## WHAT TO PRODUCE
Go through the listing and copy each line with the string "icon".

## MATERIAL PROVIDED

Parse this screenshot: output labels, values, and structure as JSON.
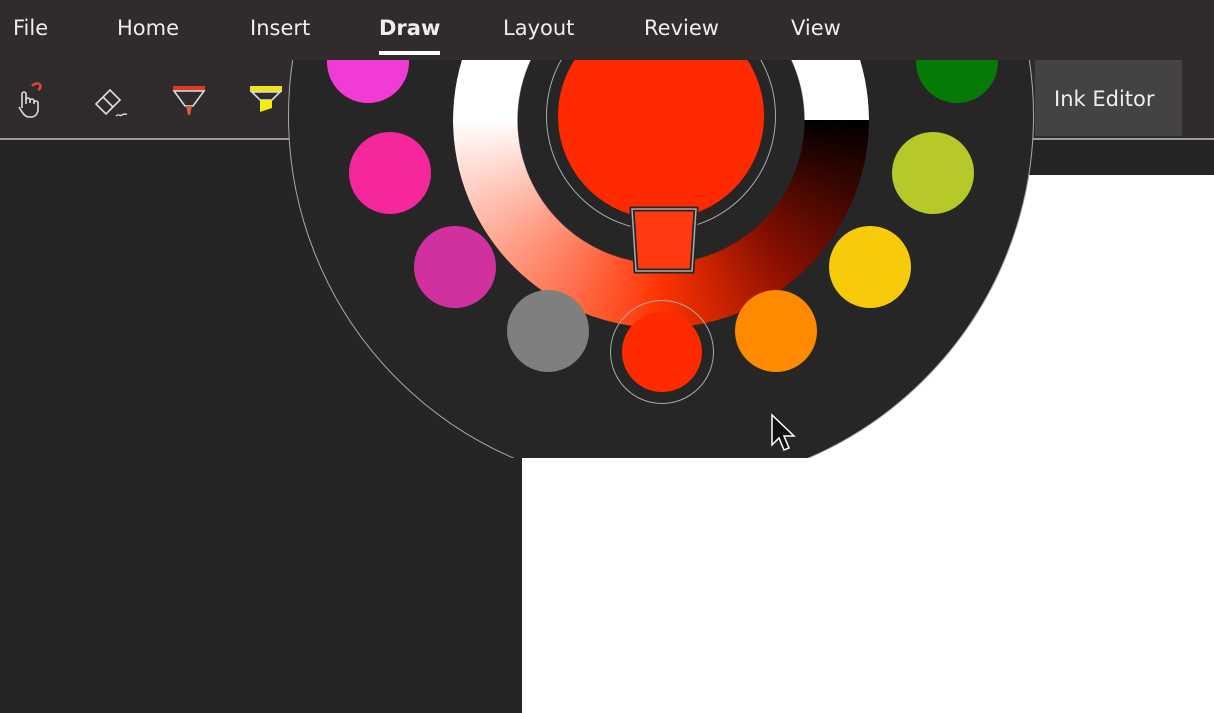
{
  "tabs": [
    {
      "label": "File"
    },
    {
      "label": "Home"
    },
    {
      "label": "Insert"
    },
    {
      "label": "Draw",
      "active": true
    },
    {
      "label": "Layout"
    },
    {
      "label": "Review"
    },
    {
      "label": "View"
    }
  ],
  "ribbon": {
    "ink_editor_label": "Ink Editor",
    "tools": [
      "touch-draw-icon",
      "eraser-icon",
      "red-pen-icon",
      "yellow-highlighter-icon"
    ]
  },
  "color_wheel": {
    "selected_color": "#ff2a00",
    "swatches": [
      "#f23bd4",
      "#f5279a",
      "#d1319f",
      "#7f7f7f",
      "#ff2a00",
      "#ff8a00",
      "#f7cb0a",
      "#b7c829",
      "#067a06"
    ]
  }
}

## ANSWER BELOW
      "touch-draw-icon",
      "eraser-icon",
      "red-pen-icon",
      "yellow-highlighter-icon"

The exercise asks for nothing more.